### [THE TASK]
From the data that follows, copy every line holding the string "image".
::: SUPPLIED INFORMATION :::
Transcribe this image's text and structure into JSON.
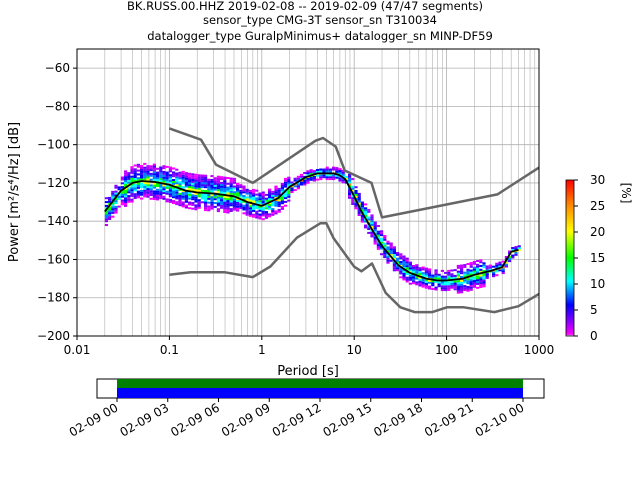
{
  "title_lines": [
    "BK.RUSS.00.HHZ   2019-02-08 -- 2019-02-09  (47/47 segments)",
    "sensor_type CMG-3T sensor_sn T310034",
    "datalogger_type GuralpMinimus+ datalogger_sn MINP-DF59"
  ],
  "chart_data": {
    "type": "heatmap",
    "xlabel": "Period [s]",
    "ylabel": "Power [m²/s⁴/Hz] [dB]",
    "xscale": "log",
    "xlim": [
      0.01,
      1000
    ],
    "ylim": [
      -200,
      -50
    ],
    "x_ticks": [
      0.01,
      0.1,
      1,
      10,
      100,
      1000
    ],
    "x_tick_labels": [
      "0.01",
      "0.1",
      "1",
      "10",
      "100",
      "1000"
    ],
    "y_ticks": [
      -200,
      -180,
      -160,
      -140,
      -120,
      -100,
      -80,
      -60
    ],
    "y_tick_labels": [
      "−200",
      "−180",
      "−160",
      "−140",
      "−120",
      "−100",
      "−80",
      "−60"
    ],
    "grid": true,
    "colorbar": {
      "label": "[%]",
      "range": [
        0,
        30
      ],
      "ticks": [
        0,
        5,
        10,
        15,
        20,
        25,
        30
      ],
      "tick_labels": [
        "0",
        "5",
        "10",
        "15",
        "20",
        "25",
        "30"
      ]
    },
    "high_noise_model": {
      "period": [
        0.1,
        0.22,
        0.32,
        0.8,
        3.8,
        4.6,
        6.3,
        7.9,
        15.4,
        20,
        354.8,
        1000
      ],
      "db": [
        -91.5,
        -97.4,
        -110.5,
        -120,
        -98,
        -96.5,
        -101,
        -113.5,
        -120,
        -138,
        -126,
        -112
      ]
    },
    "low_noise_model": {
      "period": [
        0.1,
        0.17,
        0.4,
        0.8,
        1.24,
        2.4,
        4.3,
        5,
        6,
        10,
        12,
        15.6,
        21.9,
        31.6,
        45,
        70,
        101,
        154,
        328,
        600,
        1000
      ],
      "db": [
        -168,
        -166.7,
        -166.7,
        -169.2,
        -163.7,
        -148.6,
        -141.1,
        -141.1,
        -149,
        -163.8,
        -166.2,
        -162.1,
        -177.5,
        -185,
        -187.5,
        -187.5,
        -185,
        -185,
        -187.5,
        -184.4,
        -178
      ]
    },
    "median_ppsd": {
      "period": [
        0.02,
        0.03,
        0.04,
        0.05,
        0.07,
        0.1,
        0.15,
        0.2,
        0.3,
        0.5,
        0.7,
        1,
        1.5,
        2,
        3,
        4,
        5,
        6,
        7,
        8,
        10,
        12,
        15,
        20,
        30,
        40,
        60,
        80,
        100,
        150,
        200,
        300,
        400,
        500,
        600
      ],
      "db": [
        -135,
        -124,
        -120,
        -119,
        -119.5,
        -121,
        -124,
        -125,
        -125.5,
        -127,
        -130,
        -132,
        -128,
        -122,
        -117,
        -115,
        -115,
        -115,
        -116,
        -118,
        -127,
        -135,
        -143,
        -153,
        -163,
        -167,
        -170,
        -171,
        -171,
        -170,
        -168,
        -166,
        -164,
        -156,
        -155
      ]
    },
    "timeline": {
      "tick_labels": [
        "02-09 00",
        "02-09 03",
        "02-09 06",
        "02-09 09",
        "02-09 12",
        "02-09 15",
        "02-09 18",
        "02-09 21",
        "02-10 00"
      ],
      "bar_colors": [
        "#008000",
        "#0000ff"
      ]
    }
  }
}
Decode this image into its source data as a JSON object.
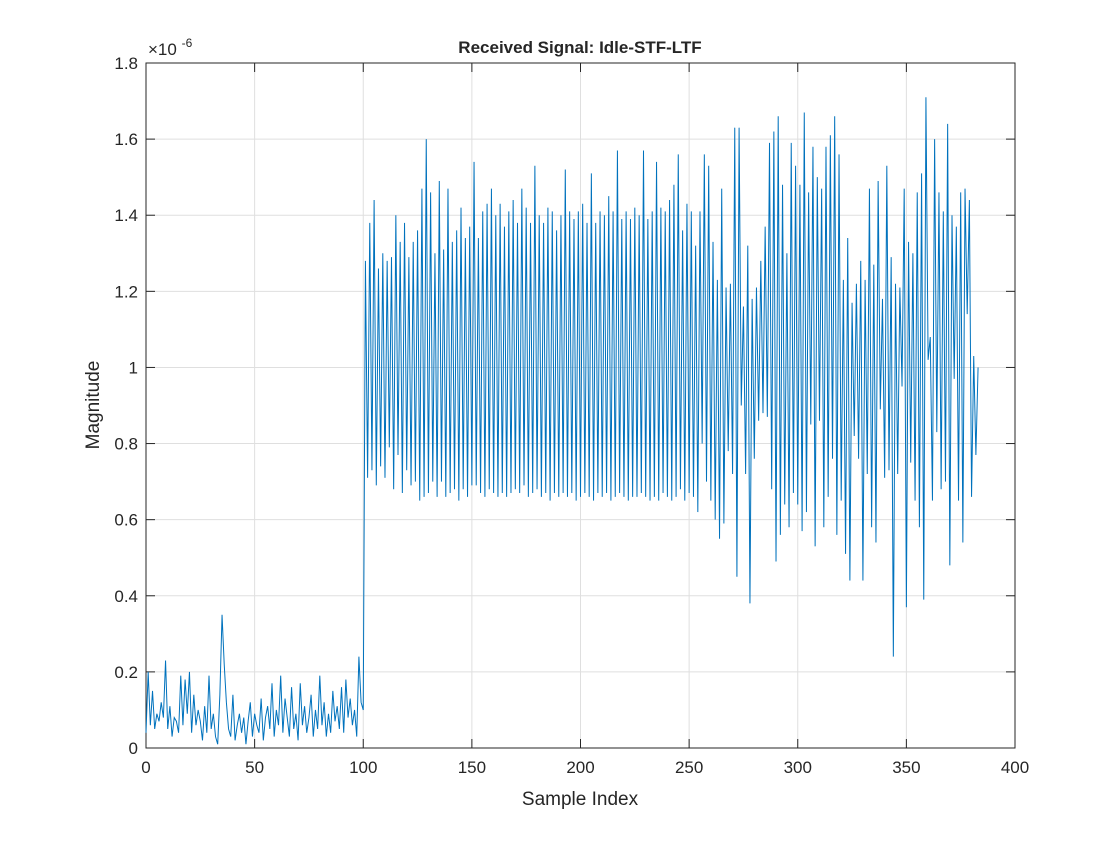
{
  "chart_data": {
    "type": "line",
    "title": "Received Signal: Idle-STF-LTF",
    "xlabel": "Sample Index",
    "ylabel": "Magnitude",
    "xlim": [
      0,
      400
    ],
    "ylim": [
      0,
      1.8
    ],
    "xticks": [
      0,
      50,
      100,
      150,
      200,
      250,
      300,
      350,
      400
    ],
    "xtick_labels": [
      "0",
      "50",
      "100",
      "150",
      "200",
      "250",
      "300",
      "350",
      "400"
    ],
    "yticks": [
      0,
      0.2,
      0.4,
      0.6,
      0.8,
      1.0,
      1.2,
      1.4,
      1.6,
      1.8
    ],
    "ytick_labels": [
      "0",
      "0.2",
      "0.4",
      "0.6",
      "0.8",
      "1",
      "1.2",
      "1.4",
      "1.6",
      "1.8"
    ],
    "y_multiplier": {
      "base": "×10",
      "exponent": "-6"
    },
    "grid": true,
    "line_color": "#0072BD",
    "series": [
      {
        "values": [
          0.04,
          0.2,
          0.06,
          0.15,
          0.05,
          0.09,
          0.07,
          0.12,
          0.08,
          0.23,
          0.05,
          0.11,
          0.03,
          0.08,
          0.07,
          0.04,
          0.19,
          0.06,
          0.18,
          0.09,
          0.2,
          0.04,
          0.14,
          0.06,
          0.1,
          0.07,
          0.02,
          0.11,
          0.04,
          0.19,
          0.05,
          0.09,
          0.03,
          0.01,
          0.14,
          0.35,
          0.22,
          0.12,
          0.05,
          0.03,
          0.14,
          0.02,
          0.06,
          0.09,
          0.04,
          0.08,
          0.01,
          0.07,
          0.12,
          0.03,
          0.09,
          0.06,
          0.04,
          0.13,
          0.02,
          0.08,
          0.11,
          0.05,
          0.17,
          0.03,
          0.1,
          0.06,
          0.19,
          0.04,
          0.13,
          0.08,
          0.03,
          0.16,
          0.05,
          0.09,
          0.02,
          0.17,
          0.06,
          0.11,
          0.04,
          0.08,
          0.14,
          0.03,
          0.1,
          0.05,
          0.19,
          0.06,
          0.12,
          0.03,
          0.09,
          0.04,
          0.15,
          0.07,
          0.11,
          0.05,
          0.16,
          0.04,
          0.18,
          0.08,
          0.13,
          0.06,
          0.1,
          0.03,
          0.24,
          0.12,
          0.1,
          1.28,
          0.71,
          1.38,
          0.73,
          1.44,
          0.69,
          1.26,
          0.74,
          1.3,
          0.71,
          1.28,
          0.79,
          1.29,
          0.68,
          1.4,
          0.77,
          1.33,
          0.67,
          1.38,
          0.73,
          1.29,
          0.69,
          1.33,
          0.7,
          1.36,
          0.65,
          1.47,
          0.66,
          1.6,
          0.67,
          1.46,
          0.7,
          1.3,
          0.66,
          1.49,
          0.7,
          1.31,
          0.66,
          1.47,
          0.67,
          1.33,
          0.68,
          1.36,
          0.65,
          1.42,
          0.68,
          1.34,
          0.66,
          1.37,
          0.69,
          1.54,
          0.69,
          1.34,
          0.67,
          1.41,
          0.66,
          1.43,
          0.68,
          1.47,
          0.67,
          1.4,
          0.66,
          1.43,
          0.67,
          1.37,
          0.66,
          1.41,
          0.67,
          1.44,
          0.68,
          1.38,
          0.67,
          1.47,
          0.69,
          1.42,
          0.66,
          1.38,
          0.67,
          1.53,
          0.68,
          1.4,
          0.66,
          1.38,
          0.67,
          1.42,
          0.65,
          1.41,
          0.67,
          1.36,
          0.66,
          1.4,
          0.67,
          1.52,
          0.66,
          1.41,
          0.67,
          1.39,
          0.65,
          1.41,
          0.66,
          1.43,
          0.67,
          1.38,
          0.66,
          1.51,
          0.65,
          1.38,
          0.67,
          1.41,
          0.66,
          1.4,
          0.67,
          1.45,
          0.65,
          1.41,
          0.66,
          1.57,
          0.67,
          1.39,
          0.66,
          1.41,
          0.65,
          1.39,
          0.66,
          1.42,
          0.66,
          1.4,
          0.67,
          1.57,
          0.66,
          1.39,
          0.65,
          1.41,
          0.66,
          1.54,
          0.65,
          1.42,
          0.67,
          1.41,
          0.66,
          1.44,
          0.65,
          1.48,
          0.66,
          1.56,
          0.68,
          1.36,
          0.65,
          1.43,
          0.67,
          1.41,
          0.66,
          1.32,
          0.62,
          1.41,
          0.8,
          1.56,
          0.7,
          1.53,
          0.65,
          1.33,
          0.6,
          1.23,
          0.55,
          1.47,
          0.59,
          1.21,
          0.78,
          1.22,
          0.72,
          1.63,
          0.45,
          1.63,
          0.9,
          1.16,
          0.72,
          1.32,
          0.38,
          1.18,
          0.76,
          1.21,
          0.86,
          1.28,
          0.88,
          1.37,
          0.87,
          1.59,
          0.68,
          1.62,
          0.49,
          1.66,
          0.56,
          1.48,
          0.64,
          1.3,
          0.58,
          1.59,
          0.67,
          1.53,
          0.64,
          1.48,
          0.57,
          1.67,
          0.62,
          1.46,
          0.85,
          1.58,
          0.53,
          1.5,
          0.86,
          1.47,
          0.58,
          1.58,
          0.66,
          1.61,
          0.76,
          1.66,
          0.56,
          1.56,
          0.65,
          1.23,
          0.51,
          1.34,
          0.44,
          1.17,
          0.82,
          1.22,
          0.76,
          1.28,
          0.44,
          1.23,
          0.72,
          1.47,
          0.58,
          1.27,
          0.54,
          1.49,
          0.89,
          1.18,
          0.71,
          1.53,
          0.73,
          1.29,
          0.24,
          1.22,
          0.72,
          1.21,
          0.95,
          1.47,
          0.37,
          1.33,
          0.75,
          1.3,
          0.65,
          1.46,
          0.58,
          1.51,
          0.39,
          1.71,
          1.02,
          1.08,
          0.65,
          1.6,
          0.83,
          1.46,
          0.68,
          1.41,
          0.7,
          1.64,
          0.48,
          1.4,
          0.97,
          1.37,
          0.65,
          1.46,
          0.54,
          1.47,
          1.14,
          1.44,
          0.66,
          1.03,
          0.77,
          1.0
        ]
      }
    ]
  }
}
:::
### [ANSWER BELOW]
Transcribe this image's text and structure into JSON.
Decode this image into its source data as a JSON object.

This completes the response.